[Stored entries]
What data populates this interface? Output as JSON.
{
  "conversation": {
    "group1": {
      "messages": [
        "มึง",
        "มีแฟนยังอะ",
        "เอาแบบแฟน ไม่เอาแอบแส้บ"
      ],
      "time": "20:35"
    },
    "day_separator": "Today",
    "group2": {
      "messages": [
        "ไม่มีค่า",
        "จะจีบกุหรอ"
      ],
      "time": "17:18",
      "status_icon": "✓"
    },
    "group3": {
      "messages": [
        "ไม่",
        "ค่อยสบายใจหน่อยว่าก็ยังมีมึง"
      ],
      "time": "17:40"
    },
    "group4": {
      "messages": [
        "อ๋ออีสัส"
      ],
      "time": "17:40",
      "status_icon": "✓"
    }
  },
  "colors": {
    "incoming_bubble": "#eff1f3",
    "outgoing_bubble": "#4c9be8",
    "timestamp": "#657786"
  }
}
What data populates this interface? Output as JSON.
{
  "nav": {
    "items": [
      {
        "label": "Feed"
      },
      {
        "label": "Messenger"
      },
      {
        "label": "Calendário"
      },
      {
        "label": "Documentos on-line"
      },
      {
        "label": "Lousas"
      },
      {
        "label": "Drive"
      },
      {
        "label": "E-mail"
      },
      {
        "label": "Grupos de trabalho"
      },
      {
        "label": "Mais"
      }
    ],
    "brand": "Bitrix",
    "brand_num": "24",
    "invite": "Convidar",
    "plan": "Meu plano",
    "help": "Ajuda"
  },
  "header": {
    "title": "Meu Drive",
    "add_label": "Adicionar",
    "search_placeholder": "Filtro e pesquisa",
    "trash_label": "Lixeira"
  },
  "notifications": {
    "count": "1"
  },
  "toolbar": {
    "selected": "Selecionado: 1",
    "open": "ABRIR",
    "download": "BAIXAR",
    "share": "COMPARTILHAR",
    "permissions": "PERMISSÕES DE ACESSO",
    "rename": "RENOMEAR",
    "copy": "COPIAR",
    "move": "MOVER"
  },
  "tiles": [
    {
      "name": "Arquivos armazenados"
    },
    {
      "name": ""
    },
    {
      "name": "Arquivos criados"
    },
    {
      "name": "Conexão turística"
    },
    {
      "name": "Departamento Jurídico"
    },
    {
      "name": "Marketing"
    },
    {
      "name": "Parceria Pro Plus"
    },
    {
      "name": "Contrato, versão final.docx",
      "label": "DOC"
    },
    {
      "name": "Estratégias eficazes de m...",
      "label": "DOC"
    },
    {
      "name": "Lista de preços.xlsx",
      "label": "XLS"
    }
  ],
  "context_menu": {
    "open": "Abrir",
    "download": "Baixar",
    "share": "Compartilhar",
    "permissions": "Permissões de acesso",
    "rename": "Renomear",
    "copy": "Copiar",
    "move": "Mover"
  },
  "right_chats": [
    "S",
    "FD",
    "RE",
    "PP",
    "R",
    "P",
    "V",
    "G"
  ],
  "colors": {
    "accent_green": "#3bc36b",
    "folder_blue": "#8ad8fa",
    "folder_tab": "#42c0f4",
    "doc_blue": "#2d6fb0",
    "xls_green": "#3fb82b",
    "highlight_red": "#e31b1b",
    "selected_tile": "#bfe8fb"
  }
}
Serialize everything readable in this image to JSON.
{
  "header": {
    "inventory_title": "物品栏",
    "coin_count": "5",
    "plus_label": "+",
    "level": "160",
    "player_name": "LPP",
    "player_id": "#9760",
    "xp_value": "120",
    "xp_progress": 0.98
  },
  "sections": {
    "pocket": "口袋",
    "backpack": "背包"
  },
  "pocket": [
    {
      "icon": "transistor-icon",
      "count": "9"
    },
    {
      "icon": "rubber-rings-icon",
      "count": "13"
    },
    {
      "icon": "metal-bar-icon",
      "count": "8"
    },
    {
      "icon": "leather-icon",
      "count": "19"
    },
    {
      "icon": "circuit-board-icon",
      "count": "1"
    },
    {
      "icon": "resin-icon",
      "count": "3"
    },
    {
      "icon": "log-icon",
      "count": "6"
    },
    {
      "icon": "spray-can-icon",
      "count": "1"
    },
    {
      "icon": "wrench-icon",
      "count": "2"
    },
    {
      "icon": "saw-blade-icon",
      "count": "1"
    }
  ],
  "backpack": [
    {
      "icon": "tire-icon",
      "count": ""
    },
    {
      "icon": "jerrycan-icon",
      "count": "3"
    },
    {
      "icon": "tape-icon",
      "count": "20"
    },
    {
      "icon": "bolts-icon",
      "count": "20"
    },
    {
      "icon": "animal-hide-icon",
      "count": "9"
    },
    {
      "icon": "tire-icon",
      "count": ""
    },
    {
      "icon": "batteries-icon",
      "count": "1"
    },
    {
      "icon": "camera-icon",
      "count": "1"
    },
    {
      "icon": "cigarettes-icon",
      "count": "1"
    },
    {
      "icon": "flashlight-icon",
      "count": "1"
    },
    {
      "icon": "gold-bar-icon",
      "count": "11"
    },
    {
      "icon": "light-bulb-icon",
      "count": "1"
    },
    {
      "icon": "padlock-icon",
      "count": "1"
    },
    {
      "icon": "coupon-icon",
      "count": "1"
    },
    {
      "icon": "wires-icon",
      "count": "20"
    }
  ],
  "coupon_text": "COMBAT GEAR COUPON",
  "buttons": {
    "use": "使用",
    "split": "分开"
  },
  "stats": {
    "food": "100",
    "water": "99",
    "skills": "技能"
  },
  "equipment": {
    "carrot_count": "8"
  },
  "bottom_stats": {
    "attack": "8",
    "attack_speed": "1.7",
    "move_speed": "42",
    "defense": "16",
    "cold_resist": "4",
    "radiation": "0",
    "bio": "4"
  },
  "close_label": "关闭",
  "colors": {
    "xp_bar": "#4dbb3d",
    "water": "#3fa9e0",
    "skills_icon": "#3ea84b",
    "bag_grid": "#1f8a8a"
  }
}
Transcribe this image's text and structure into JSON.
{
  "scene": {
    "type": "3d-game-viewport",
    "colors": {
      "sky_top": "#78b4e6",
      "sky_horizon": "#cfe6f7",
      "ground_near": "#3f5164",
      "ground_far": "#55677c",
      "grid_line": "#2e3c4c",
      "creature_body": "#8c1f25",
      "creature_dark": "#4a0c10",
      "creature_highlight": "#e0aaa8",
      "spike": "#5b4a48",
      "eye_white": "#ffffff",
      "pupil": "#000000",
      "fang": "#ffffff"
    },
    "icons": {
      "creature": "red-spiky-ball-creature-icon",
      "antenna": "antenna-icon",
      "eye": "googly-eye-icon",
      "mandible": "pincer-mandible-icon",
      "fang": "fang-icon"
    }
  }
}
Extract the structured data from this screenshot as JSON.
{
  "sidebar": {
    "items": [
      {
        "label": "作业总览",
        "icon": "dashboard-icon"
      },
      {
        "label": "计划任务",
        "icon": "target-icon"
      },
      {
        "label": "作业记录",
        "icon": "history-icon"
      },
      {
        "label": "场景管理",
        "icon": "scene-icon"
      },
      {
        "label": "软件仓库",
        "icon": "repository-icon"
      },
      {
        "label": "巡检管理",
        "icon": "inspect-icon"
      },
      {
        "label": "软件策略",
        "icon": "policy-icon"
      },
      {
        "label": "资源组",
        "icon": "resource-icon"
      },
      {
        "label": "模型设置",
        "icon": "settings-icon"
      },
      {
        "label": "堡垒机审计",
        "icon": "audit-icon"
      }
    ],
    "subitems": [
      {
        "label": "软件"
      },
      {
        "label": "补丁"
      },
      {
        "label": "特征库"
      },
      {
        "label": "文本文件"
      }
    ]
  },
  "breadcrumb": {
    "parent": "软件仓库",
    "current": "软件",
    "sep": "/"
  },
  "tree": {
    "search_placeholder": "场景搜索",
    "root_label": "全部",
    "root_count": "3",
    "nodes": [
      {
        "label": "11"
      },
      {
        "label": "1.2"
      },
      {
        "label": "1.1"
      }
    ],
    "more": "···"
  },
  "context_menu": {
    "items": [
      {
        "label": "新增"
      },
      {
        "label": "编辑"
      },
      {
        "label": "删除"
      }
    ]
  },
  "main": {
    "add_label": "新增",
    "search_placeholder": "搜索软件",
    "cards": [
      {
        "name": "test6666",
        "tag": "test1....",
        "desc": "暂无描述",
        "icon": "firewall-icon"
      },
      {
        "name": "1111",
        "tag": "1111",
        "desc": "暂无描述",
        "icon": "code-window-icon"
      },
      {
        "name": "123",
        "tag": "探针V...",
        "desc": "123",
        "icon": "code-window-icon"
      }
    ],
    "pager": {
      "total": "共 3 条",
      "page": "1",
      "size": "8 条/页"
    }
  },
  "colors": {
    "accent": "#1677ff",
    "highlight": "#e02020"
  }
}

▶ What is expected
Only a number is wanted: how many lines of the material above hold "permissions"?

▶ Problem solution
2